## start STORED RECORDS

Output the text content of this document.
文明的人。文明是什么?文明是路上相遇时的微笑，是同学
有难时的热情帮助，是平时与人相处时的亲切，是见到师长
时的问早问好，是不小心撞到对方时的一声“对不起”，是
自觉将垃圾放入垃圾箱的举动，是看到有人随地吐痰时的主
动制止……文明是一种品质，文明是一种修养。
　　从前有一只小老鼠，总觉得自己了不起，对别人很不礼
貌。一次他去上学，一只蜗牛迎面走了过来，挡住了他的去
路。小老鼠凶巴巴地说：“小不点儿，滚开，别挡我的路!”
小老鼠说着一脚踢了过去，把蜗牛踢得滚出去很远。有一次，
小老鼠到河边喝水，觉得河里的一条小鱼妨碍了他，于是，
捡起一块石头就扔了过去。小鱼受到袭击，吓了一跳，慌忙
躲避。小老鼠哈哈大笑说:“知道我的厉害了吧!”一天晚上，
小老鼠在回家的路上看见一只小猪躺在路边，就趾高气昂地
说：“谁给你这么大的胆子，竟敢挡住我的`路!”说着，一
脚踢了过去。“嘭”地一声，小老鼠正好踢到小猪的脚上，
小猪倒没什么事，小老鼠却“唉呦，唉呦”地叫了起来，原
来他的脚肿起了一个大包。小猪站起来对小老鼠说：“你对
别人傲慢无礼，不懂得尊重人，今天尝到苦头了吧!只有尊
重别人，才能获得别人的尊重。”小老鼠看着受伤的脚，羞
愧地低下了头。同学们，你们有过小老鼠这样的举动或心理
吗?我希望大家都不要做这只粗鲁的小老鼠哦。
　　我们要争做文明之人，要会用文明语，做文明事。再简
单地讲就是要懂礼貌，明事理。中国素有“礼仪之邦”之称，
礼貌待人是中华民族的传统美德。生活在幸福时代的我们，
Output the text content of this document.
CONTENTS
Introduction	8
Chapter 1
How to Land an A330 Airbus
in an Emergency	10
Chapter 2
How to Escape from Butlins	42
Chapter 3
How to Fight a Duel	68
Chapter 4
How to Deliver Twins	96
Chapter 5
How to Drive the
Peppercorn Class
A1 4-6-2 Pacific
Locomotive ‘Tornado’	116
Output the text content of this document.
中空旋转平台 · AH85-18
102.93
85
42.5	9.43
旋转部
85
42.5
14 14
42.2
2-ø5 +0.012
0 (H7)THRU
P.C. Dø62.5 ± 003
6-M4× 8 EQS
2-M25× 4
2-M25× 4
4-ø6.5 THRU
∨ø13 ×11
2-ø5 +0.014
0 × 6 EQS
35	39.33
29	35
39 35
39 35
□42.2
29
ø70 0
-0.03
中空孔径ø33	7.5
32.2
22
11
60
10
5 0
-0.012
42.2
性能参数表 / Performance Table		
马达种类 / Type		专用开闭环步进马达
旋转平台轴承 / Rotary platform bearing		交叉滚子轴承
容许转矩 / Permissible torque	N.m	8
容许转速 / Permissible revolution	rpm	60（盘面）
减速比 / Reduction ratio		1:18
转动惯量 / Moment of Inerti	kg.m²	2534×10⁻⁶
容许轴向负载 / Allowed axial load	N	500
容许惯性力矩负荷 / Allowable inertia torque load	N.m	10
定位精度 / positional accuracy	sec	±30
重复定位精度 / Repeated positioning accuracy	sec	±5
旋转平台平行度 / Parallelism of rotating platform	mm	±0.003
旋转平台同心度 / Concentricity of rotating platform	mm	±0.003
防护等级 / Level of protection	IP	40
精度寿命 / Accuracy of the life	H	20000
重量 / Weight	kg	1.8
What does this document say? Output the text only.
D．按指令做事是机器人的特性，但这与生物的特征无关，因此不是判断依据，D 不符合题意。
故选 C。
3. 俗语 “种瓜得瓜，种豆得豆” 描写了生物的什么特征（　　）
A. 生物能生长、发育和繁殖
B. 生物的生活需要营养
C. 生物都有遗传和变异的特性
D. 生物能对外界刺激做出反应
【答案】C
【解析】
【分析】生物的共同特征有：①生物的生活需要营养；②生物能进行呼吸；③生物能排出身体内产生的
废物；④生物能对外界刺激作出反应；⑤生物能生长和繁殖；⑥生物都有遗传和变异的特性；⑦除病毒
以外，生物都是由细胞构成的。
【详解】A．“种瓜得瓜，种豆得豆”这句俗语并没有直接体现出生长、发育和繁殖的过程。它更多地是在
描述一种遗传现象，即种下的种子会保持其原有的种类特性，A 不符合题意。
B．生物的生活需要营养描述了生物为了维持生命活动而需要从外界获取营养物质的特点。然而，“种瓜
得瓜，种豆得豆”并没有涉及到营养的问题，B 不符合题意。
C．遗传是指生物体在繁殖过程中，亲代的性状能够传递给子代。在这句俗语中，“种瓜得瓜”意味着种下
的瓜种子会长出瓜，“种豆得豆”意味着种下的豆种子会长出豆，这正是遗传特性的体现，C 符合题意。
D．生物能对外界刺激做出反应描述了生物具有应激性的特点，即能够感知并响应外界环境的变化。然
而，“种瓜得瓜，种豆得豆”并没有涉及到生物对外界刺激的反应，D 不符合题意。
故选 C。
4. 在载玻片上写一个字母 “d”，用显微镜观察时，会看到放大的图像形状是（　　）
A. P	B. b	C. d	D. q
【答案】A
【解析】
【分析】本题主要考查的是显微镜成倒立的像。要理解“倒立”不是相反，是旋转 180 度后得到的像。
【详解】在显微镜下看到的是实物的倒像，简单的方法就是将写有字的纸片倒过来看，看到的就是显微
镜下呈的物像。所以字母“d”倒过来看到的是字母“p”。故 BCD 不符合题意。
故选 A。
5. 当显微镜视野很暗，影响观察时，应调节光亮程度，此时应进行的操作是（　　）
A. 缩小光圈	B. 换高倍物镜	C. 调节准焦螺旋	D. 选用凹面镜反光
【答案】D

## end STORED RECORDS

* SET PROBLEM: Look through the entries above; copy each line where the string "rotating" appears.

* TASK RESPONSE:
旋转平台平行度 / Parallelism of rotating platform	mm	±0.003
旋转平台同心度 / Concentricity of rotating platform	mm	±0.003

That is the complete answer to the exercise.